======== MATERIAL SHOWN ========

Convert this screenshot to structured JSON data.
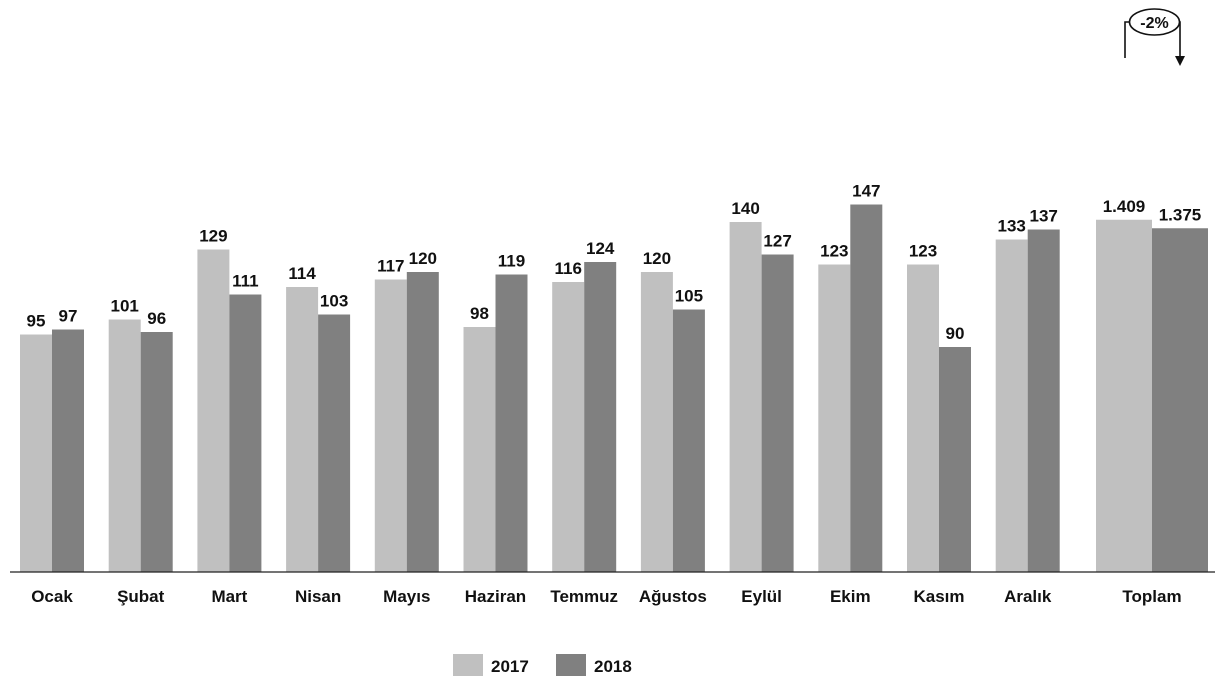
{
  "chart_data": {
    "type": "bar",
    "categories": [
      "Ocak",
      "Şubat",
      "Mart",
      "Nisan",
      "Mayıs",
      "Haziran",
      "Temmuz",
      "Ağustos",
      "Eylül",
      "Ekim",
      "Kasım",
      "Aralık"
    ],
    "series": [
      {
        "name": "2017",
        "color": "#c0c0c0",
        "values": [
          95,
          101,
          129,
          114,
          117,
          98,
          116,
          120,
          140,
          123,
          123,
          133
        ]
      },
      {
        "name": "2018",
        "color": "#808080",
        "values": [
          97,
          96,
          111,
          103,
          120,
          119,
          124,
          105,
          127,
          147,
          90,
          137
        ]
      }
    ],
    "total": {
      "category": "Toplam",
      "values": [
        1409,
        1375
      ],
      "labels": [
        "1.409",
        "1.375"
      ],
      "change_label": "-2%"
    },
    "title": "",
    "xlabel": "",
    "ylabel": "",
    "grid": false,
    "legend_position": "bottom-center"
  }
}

========

Leave the pictures out and reproduce each record exactly as written.

Convert this screenshot to structured JSON data.
{
  "chart_data": {
    "type": "bar",
    "categories": [
      "Ocak",
      "Şubat",
      "Mart",
      "Nisan",
      "Mayıs",
      "Haziran",
      "Temmuz",
      "Ağustos",
      "Eylül",
      "Ekim",
      "Kasım",
      "Aralık"
    ],
    "series": [
      {
        "name": "2017",
        "color": "#c0c0c0",
        "values": [
          95,
          101,
          129,
          114,
          117,
          98,
          116,
          120,
          140,
          123,
          123,
          133
        ]
      },
      {
        "name": "2018",
        "color": "#808080",
        "values": [
          97,
          96,
          111,
          103,
          120,
          119,
          124,
          105,
          127,
          147,
          90,
          137
        ]
      }
    ],
    "total": {
      "category": "Toplam",
      "values": [
        1409,
        1375
      ],
      "labels": [
        "1.409",
        "1.375"
      ],
      "change_label": "-2%"
    },
    "title": "",
    "xlabel": "",
    "ylabel": "",
    "grid": false,
    "legend_position": "bottom-center"
  }
}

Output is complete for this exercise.